# What to do
Retype the records below exactly as they appear, but leave out any pictures.

# Stored rows
************

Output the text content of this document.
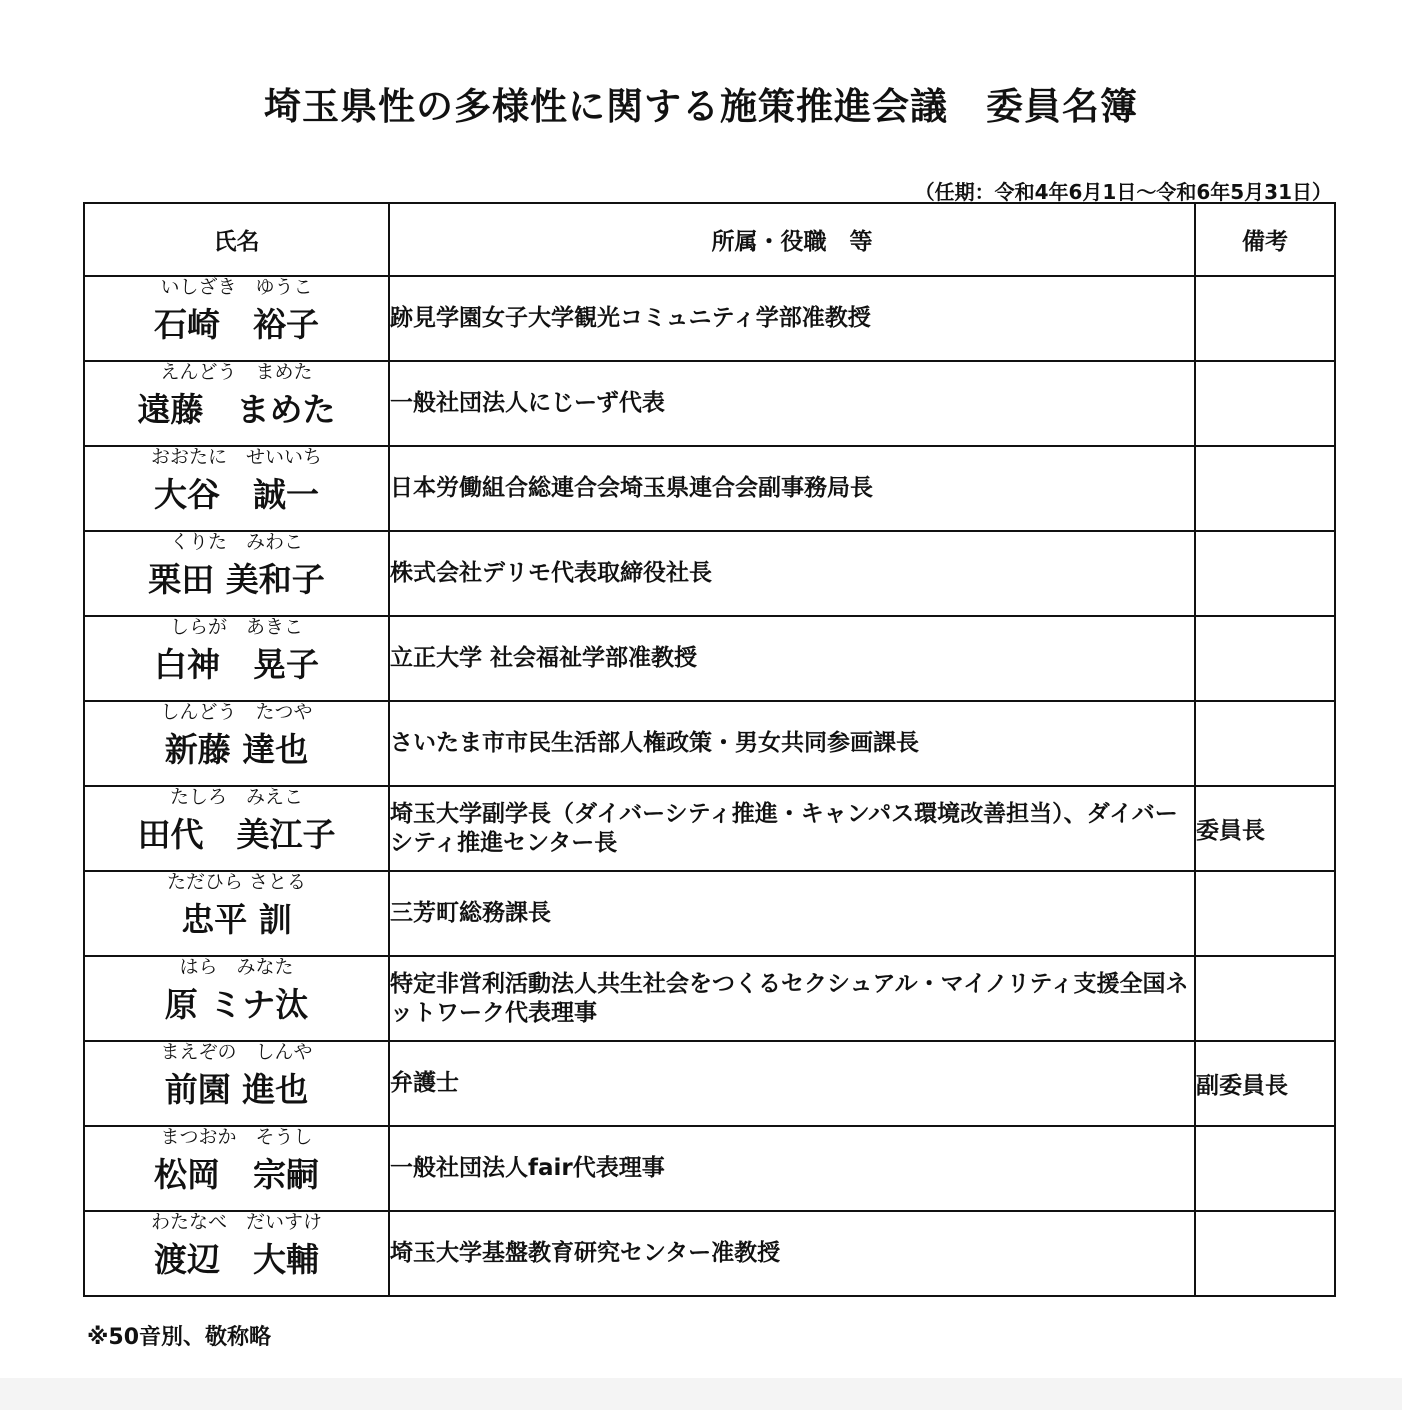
埼玉県性の多様性に関する施策推進会議　委員名簿
（任期：令和4年6月1日～令和6年5月31日）
氏名	所属・役職　等	備考

いしざき　ゆうこ
石崎　裕子	跡見学園女子大学観光コミュニティ学部准教授	

えんどう　まめた
遠藤　まめた	一般社団法人にじーず代表	

おおたに　せいいち
大谷　誠一	日本労働組合総連合会埼玉県連合会副事務局長	

くりた　みわこ
栗田 美和子	株式会社デリモ代表取締役社長	

しらが　あきこ
白神　晃子	立正大学 社会福祉学部准教授	

しんどう　たつや
新藤 達也	さいたま市市民生活部人権政策・男女共同参画課長	

たしろ　みえこ
田代　美江子	埼玉大学副学長（ダイバーシティ推進・キャンパス環境改善担当）、ダイバーシティ推進センター長	委員長

ただひら さとる
忠平 訓	三芳町総務課長	

はら　みなた
原 ミナ汰	特定非営利活動法人共生社会をつくるセクシュアル・マイノリティ支援全国ネットワーク代表理事	

まえぞの　しんや
前園 進也	弁護士	副委員長

まつおか　そうし
松岡　宗嗣	一般社団法人fair代表理事	

わたなべ　だいすけ
渡辺　大輔	埼玉大学基盤教育研究センター准教授	
※50音別、敬称略
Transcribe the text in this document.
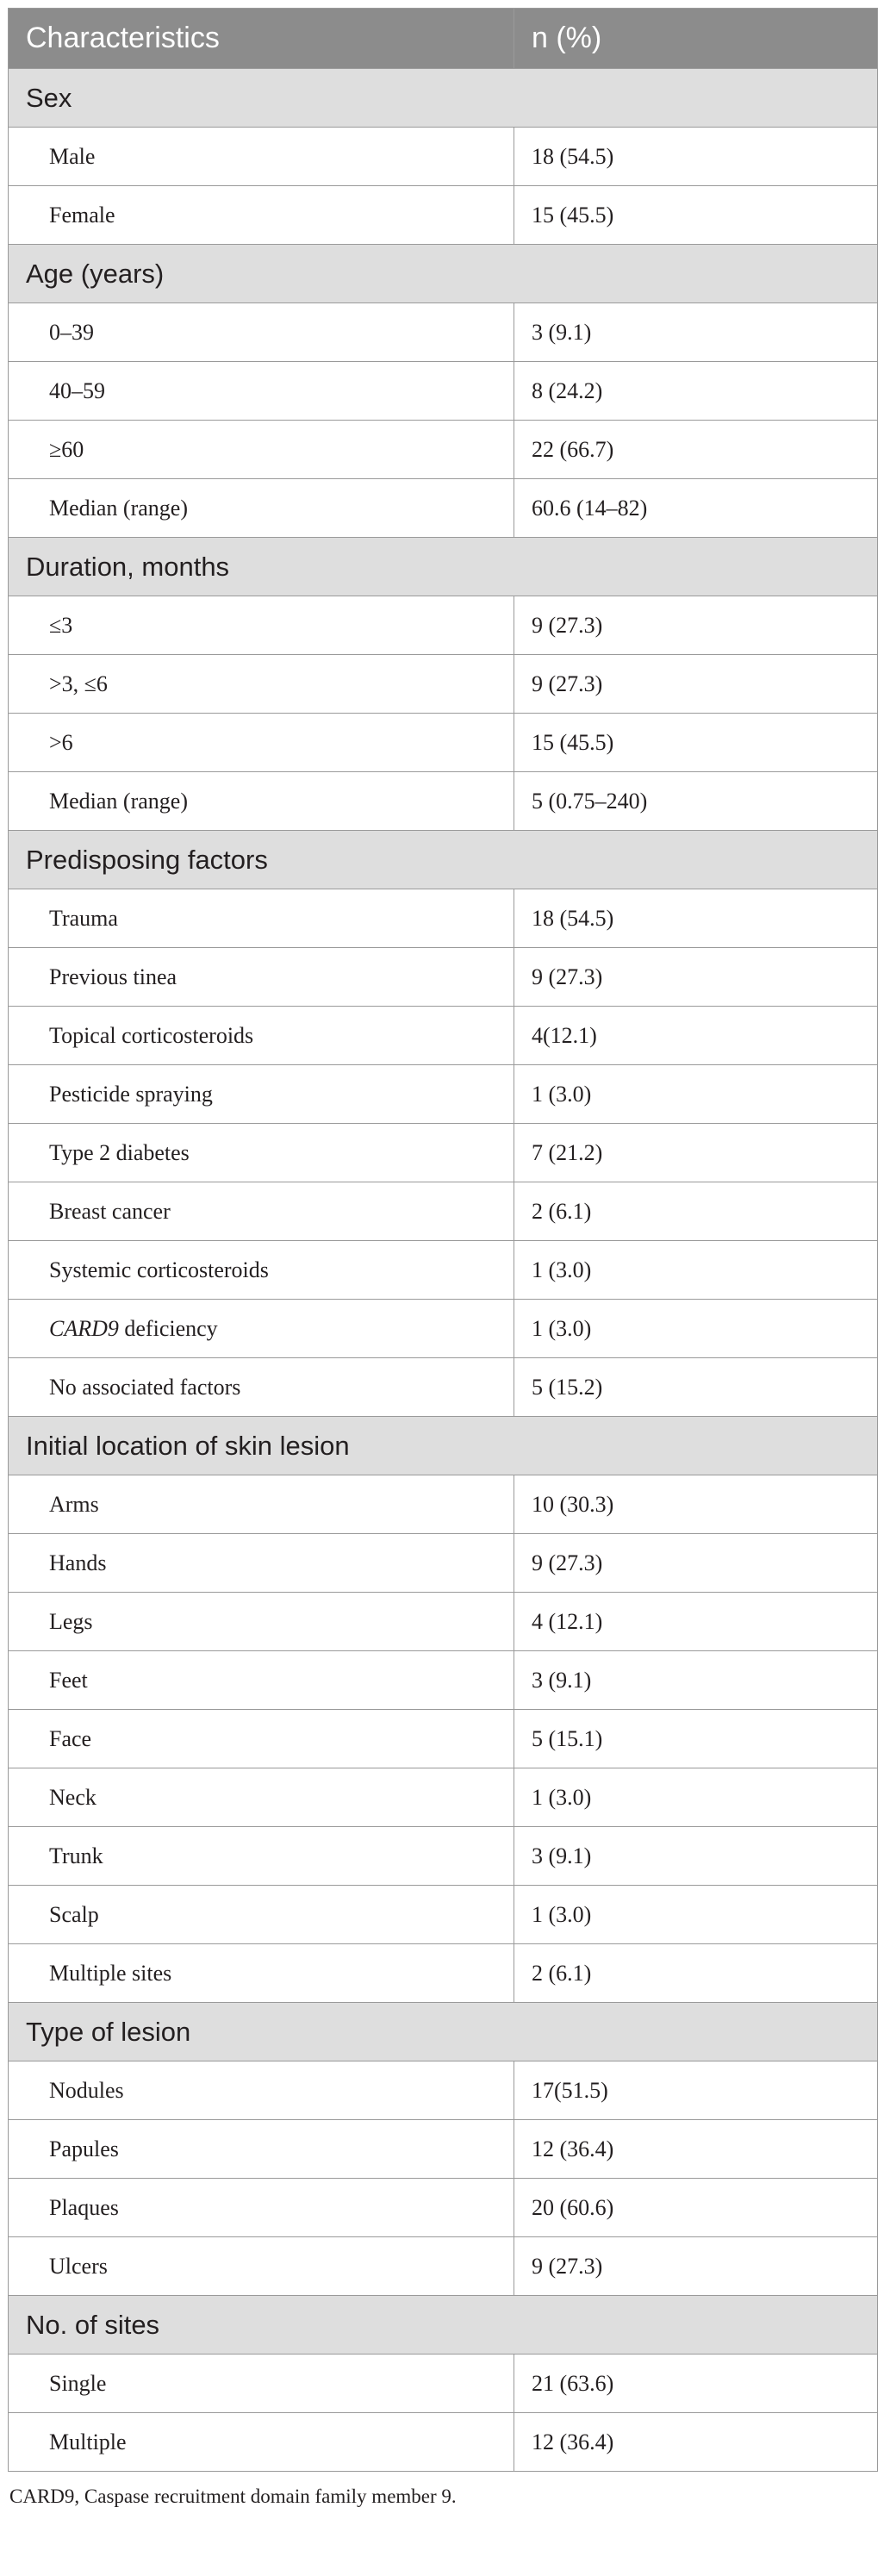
Characteristics	n (%)
Sex	
Male	18 (54.5)
Female	15 (45.5)
Age (years)	
0–39	3 (9.1)
40–59	8 (24.2)
≥60	22 (66.7)
Median (range)	60.6 (14–82)
Duration, months	
≤3	9 (27.3)
>3, ≤6	9 (27.3)
>6	15 (45.5)
Median (range)	5 (0.75–240)
Predisposing factors	
Trauma	18 (54.5)
Previous tinea	9 (27.3)
Topical corticosteroids	4(12.1)
Pesticide spraying	1 (3.0)
Type 2 diabetes	7 (21.2)
Breast cancer	2 (6.1)
Systemic corticosteroids	1 (3.0)
CARD9 deficiency	1 (3.0)
No associated factors	5 (15.2)
Initial location of skin lesion	
Arms	10 (30.3)
Hands	9 (27.3)
Legs	4 (12.1)
Feet	3 (9.1)
Face	5 (15.1)
Neck	1 (3.0)
Trunk	3 (9.1)
Scalp	1 (3.0)
Multiple sites	2 (6.1)
Type of lesion	
Nodules	17(51.5)
Papules	12 (36.4)
Plaques	20 (60.6)
Ulcers	9 (27.3)
No. of sites	
Single	21 (63.6)
Multiple	12 (36.4)
CARD9, Caspase recruitment domain family member 9.
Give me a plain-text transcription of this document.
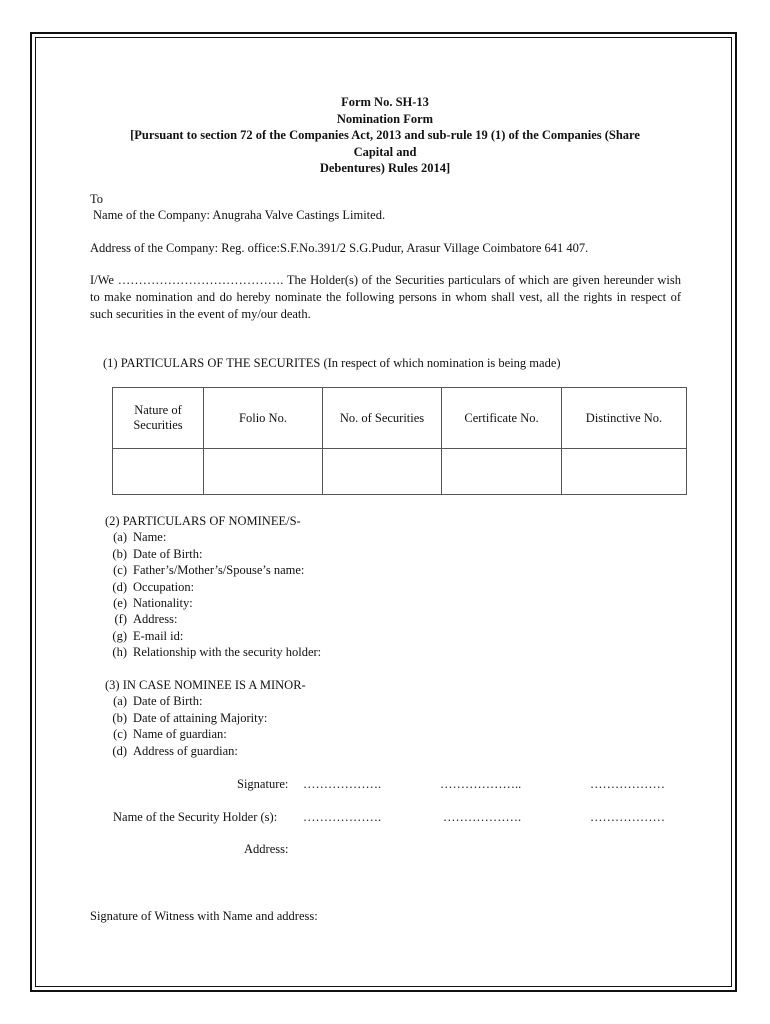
Form No. SH-13
Nomination Form
[Pursuant to section 72 of the Companies Act, 2013 and sub-rule 19 (1) of the Companies (Share
Capital and
Debentures) Rules 2014]
To
Name of the Company: Anugraha Valve Castings Limited.
Address of the Company: Reg. office:S.F.No.391/2 S.G.Pudur, Arasur Village Coimbatore 641 407.
I/We …………………………………. The Holder(s) of the Securities particulars of which are given hereunder wish to make nomination and do hereby nominate the following persons in whom shall vest, all the rights in respect of such securities in the event of my/our death.
(1) PARTICULARS OF THE SECURITES (In respect of which nomination is being made)
Nature of Securities	Folio No.	No. of Securities	Certificate No.	Distinctive No.

(2) PARTICULARS OF NOMINEE/S-
(a) Name:
(b) Date of Birth:
(c) Father’s/Mother’s/Spouse’s name:
(d) Occupation:
(e) Nationality:
(f) Address:
(g) E-mail id:
(h) Relationship with the security holder:
(3) IN CASE NOMINEE IS A MINOR-
(a) Date of Birth:
(b) Date of attaining Majority:
(c) Name of guardian:
(d) Address of guardian:
Signature: ……………….	………………..	………………
Name of the Security Holder (s): ……………….	……………….	………………
Address:
Signature of Witness with Name and address:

************

# Task answer
Output the text content of this document.
埼玉県性の多様性に関する施策推進会議　委員名簿
（任期：令和4年6月1日～令和6年5月31日）
氏名	所属・役職　等	備考

いしざき　ゆうこ
石崎　裕子	跡見学園女子大学観光コミュニティ学部准教授	

えんどう　まめた
遠藤　まめた	一般社団法人にじーず代表	

おおたに　せいいち
大谷　誠一	日本労働組合総連合会埼玉県連合会副事務局長	

くりた　みわこ
栗田 美和子	株式会社デリモ代表取締役社長	

しらが　あきこ
白神　晃子	立正大学 社会福祉学部准教授	

しんどう　たつや
新藤 達也	さいたま市市民生活部人権政策・男女共同参画課長	

たしろ　みえこ
田代　美江子	埼玉大学副学長（ダイバーシティ推進・キャンパス環境改善担当）、ダイバーシティ推進センター長	委員長

ただひら さとる
忠平 訓	三芳町総務課長	

はら　みなた
原 ミナ汰	特定非営利活動法人共生社会をつくるセクシュアル・マイノリティ支援全国ネットワーク代表理事	

まえぞの　しんや
前園 進也	弁護士	副委員長

まつおか　そうし
松岡　宗嗣	一般社団法人fair代表理事	

わたなべ　だいすけ
渡辺　大輔	埼玉大学基盤教育研究センター准教授	
※50音別、敬称略
Transcribe the text in this document.
Characteristics	n (%)
Sex	
Male	18 (54.5)
Female	15 (45.5)
Age (years)	
0–39	3 (9.1)
40–59	8 (24.2)
≥60	22 (66.7)
Median (range)	60.6 (14–82)
Duration, months	
≤3	9 (27.3)
>3, ≤6	9 (27.3)
>6	15 (45.5)
Median (range)	5 (0.75–240)
Predisposing factors	
Trauma	18 (54.5)
Previous tinea	9 (27.3)
Topical corticosteroids	4(12.1)
Pesticide spraying	1 (3.0)
Type 2 diabetes	7 (21.2)
Breast cancer	2 (6.1)
Systemic corticosteroids	1 (3.0)
CARD9 deficiency	1 (3.0)
No associated factors	5 (15.2)
Initial location of skin lesion	
Arms	10 (30.3)
Hands	9 (27.3)
Legs	4 (12.1)
Feet	3 (9.1)
Face	5 (15.1)
Neck	1 (3.0)
Trunk	3 (9.1)
Scalp	1 (3.0)
Multiple sites	2 (6.1)
Type of lesion	
Nodules	17(51.5)
Papules	12 (36.4)
Plaques	20 (60.6)
Ulcers	9 (27.3)
No. of sites	
Single	21 (63.6)
Multiple	12 (36.4)
CARD9, Caspase recruitment domain family member 9.
Give me a plain-text transcription of this document.
Form No. SH-13
Nomination Form
[Pursuant to section 72 of the Companies Act, 2013 and sub-rule 19 (1) of the Companies (Share
Capital and
Debentures) Rules 2014]
To
Name of the Company: Anugraha Valve Castings Limited.
Address of the Company: Reg. office:S.F.No.391/2 S.G.Pudur, Arasur Village Coimbatore 641 407.
I/We …………………………………. The Holder(s) of the Securities particulars of which are given hereunder wish to make nomination and do hereby nominate the following persons in whom shall vest, all the rights in respect of such securities in the event of my/our death.
(1) PARTICULARS OF THE SECURITES (In respect of which nomination is being made)
Nature of Securities	Folio No.	No. of Securities	Certificate No.	Distinctive No.

(2) PARTICULARS OF NOMINEE/S-
(a) Name:
(b) Date of Birth:
(c) Father’s/Mother’s/Spouse’s name:
(d) Occupation:
(e) Nationality:
(f) Address:
(g) E-mail id:
(h) Relationship with the security holder:
(3) IN CASE NOMINEE IS A MINOR-
(a) Date of Birth:
(b) Date of attaining Majority:
(c) Name of guardian:
(d) Address of guardian:
Signature: ……………….	………………..	………………
Name of the Security Holder (s): ……………….	……………….	………………
Address:
Signature of Witness with Name and address:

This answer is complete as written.